● Exercise:
Please copy the rows verbatim, starting at the first row and ending at the row that contains "result-text: 당첨 bbox=[789, 140, 835, 170]", including both of those rows.

== Stored records

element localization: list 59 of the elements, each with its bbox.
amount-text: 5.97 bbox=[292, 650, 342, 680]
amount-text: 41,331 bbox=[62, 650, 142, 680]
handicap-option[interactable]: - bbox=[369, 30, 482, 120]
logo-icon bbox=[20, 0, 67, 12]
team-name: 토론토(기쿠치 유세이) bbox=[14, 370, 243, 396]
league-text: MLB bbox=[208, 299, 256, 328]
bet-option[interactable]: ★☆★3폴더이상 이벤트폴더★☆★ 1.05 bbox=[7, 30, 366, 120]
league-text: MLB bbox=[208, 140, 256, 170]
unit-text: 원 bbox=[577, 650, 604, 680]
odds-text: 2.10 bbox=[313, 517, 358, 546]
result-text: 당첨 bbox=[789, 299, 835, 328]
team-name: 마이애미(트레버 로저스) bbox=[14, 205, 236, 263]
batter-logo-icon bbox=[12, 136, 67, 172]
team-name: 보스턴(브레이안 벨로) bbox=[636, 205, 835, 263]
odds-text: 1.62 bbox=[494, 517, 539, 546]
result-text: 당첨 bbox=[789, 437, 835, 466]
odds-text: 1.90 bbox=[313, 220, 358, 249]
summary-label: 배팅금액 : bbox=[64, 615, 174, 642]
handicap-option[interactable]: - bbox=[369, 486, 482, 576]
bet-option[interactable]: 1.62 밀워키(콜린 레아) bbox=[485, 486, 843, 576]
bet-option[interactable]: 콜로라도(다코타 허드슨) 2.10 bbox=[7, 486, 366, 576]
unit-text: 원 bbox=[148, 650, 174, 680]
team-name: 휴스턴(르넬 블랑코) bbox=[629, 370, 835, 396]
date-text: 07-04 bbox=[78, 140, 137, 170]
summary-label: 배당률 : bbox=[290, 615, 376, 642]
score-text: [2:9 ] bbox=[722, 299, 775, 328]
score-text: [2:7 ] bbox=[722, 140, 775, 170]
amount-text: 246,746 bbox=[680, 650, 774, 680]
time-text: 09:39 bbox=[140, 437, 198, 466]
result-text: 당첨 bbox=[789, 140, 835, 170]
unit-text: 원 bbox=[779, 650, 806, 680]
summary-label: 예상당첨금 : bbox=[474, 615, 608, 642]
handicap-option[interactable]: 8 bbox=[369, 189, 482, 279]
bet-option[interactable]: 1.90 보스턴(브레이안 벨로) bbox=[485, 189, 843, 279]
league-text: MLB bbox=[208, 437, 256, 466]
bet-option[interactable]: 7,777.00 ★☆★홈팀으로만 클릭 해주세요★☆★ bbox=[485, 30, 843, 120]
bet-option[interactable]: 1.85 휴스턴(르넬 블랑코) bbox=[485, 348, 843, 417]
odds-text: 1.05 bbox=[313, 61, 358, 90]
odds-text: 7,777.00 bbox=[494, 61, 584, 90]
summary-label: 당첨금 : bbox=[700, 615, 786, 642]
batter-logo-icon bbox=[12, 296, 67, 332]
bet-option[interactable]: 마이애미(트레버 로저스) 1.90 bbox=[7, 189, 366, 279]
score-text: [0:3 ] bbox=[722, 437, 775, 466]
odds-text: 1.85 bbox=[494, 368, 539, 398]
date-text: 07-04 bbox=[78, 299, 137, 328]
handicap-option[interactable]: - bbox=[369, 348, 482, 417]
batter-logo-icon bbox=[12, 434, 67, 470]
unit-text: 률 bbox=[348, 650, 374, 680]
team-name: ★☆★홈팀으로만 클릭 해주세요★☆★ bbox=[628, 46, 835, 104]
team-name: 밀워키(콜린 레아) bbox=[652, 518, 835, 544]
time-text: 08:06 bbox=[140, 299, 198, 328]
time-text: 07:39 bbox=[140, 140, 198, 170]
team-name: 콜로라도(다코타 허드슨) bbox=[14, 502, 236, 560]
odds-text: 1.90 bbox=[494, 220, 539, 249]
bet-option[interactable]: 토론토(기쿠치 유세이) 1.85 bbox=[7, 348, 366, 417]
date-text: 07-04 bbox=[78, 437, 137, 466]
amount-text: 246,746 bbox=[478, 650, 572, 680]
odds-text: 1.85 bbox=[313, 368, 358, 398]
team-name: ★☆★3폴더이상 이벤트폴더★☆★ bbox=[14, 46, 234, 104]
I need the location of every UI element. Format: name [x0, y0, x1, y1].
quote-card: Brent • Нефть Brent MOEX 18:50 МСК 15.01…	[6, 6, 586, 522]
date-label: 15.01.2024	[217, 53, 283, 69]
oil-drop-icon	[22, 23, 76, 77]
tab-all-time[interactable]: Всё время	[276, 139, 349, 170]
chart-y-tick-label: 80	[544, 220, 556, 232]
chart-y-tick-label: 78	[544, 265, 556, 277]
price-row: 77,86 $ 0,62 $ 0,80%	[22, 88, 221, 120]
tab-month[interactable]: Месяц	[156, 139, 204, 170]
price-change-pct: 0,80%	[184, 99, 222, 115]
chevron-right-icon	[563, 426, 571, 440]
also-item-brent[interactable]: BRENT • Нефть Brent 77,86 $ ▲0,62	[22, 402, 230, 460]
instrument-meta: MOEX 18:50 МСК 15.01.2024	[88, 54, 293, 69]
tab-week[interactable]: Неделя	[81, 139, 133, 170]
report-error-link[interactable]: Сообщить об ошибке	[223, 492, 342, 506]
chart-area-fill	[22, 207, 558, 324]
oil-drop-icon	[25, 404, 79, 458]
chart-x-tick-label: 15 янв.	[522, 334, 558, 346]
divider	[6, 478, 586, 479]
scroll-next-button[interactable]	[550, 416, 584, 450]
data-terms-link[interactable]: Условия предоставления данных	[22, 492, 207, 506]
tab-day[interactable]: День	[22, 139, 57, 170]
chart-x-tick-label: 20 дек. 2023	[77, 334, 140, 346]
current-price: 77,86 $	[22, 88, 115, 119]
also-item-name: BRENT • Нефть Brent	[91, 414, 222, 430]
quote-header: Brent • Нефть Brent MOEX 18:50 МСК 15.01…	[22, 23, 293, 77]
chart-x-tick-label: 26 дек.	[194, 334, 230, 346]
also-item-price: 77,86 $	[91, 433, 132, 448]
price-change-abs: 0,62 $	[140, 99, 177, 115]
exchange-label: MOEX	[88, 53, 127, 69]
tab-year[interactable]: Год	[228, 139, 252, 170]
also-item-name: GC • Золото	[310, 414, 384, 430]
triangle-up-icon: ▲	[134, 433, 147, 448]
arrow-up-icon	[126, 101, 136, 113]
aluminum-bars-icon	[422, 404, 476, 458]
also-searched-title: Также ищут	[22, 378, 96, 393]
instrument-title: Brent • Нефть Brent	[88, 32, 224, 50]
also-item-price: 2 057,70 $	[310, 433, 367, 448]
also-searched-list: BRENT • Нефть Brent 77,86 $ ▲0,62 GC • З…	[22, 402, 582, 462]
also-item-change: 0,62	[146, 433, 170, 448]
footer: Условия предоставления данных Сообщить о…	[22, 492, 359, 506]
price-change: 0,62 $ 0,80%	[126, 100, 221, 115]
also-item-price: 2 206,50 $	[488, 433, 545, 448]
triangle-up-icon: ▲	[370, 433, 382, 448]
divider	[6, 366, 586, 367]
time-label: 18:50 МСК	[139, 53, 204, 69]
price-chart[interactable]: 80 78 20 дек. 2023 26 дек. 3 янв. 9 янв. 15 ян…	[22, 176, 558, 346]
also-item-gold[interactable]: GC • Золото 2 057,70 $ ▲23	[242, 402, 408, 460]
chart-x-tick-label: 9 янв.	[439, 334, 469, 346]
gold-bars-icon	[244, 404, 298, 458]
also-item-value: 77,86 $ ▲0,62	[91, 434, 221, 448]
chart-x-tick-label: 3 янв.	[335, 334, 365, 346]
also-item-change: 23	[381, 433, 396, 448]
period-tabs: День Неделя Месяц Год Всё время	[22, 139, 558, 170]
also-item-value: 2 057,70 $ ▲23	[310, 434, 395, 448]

====

● The completed task:
element localization: list 59 of the elements, each with its bbox.
amount-text: 5.97 bbox=[292, 650, 342, 680]
amount-text: 41,331 bbox=[62, 650, 142, 680]
handicap-option[interactable]: - bbox=[369, 30, 482, 120]
logo-icon bbox=[20, 0, 67, 12]
team-name: 토론토(기쿠치 유세이) bbox=[14, 370, 243, 396]
league-text: MLB bbox=[208, 299, 256, 328]
bet-option[interactable]: ★☆★3폴더이상 이벤트폴더★☆★ 1.05 bbox=[7, 30, 366, 120]
league-text: MLB bbox=[208, 140, 256, 170]
unit-text: 원 bbox=[577, 650, 604, 680]
odds-text: 2.10 bbox=[313, 517, 358, 546]
result-text: 당첨 bbox=[789, 299, 835, 328]
team-name: 마이애미(트레버 로저스) bbox=[14, 205, 236, 263]
batter-logo-icon bbox=[12, 136, 67, 172]
team-name: 보스턴(브레이안 벨로) bbox=[636, 205, 835, 263]
odds-text: 1.62 bbox=[494, 517, 539, 546]
result-text: 당첨 bbox=[789, 437, 835, 466]
odds-text: 1.90 bbox=[313, 220, 358, 249]
summary-label: 배팅금액 : bbox=[64, 615, 174, 642]
handicap-option[interactable]: - bbox=[369, 486, 482, 576]
bet-option[interactable]: 1.62 밀워키(콜린 레아) bbox=[485, 486, 843, 576]
bet-option[interactable]: 콜로라도(다코타 허드슨) 2.10 bbox=[7, 486, 366, 576]
unit-text: 원 bbox=[148, 650, 174, 680]
team-name: 휴스턴(르넬 블랑코) bbox=[629, 370, 835, 396]
date-text: 07-04 bbox=[78, 140, 137, 170]
summary-label: 배당률 : bbox=[290, 615, 376, 642]
score-text: [2:9 ] bbox=[722, 299, 775, 328]
score-text: [2:7 ] bbox=[722, 140, 775, 170]
amount-text: 246,746 bbox=[680, 650, 774, 680]
time-text: 09:39 bbox=[140, 437, 198, 466]
result-text: 당첨 bbox=[789, 140, 835, 170]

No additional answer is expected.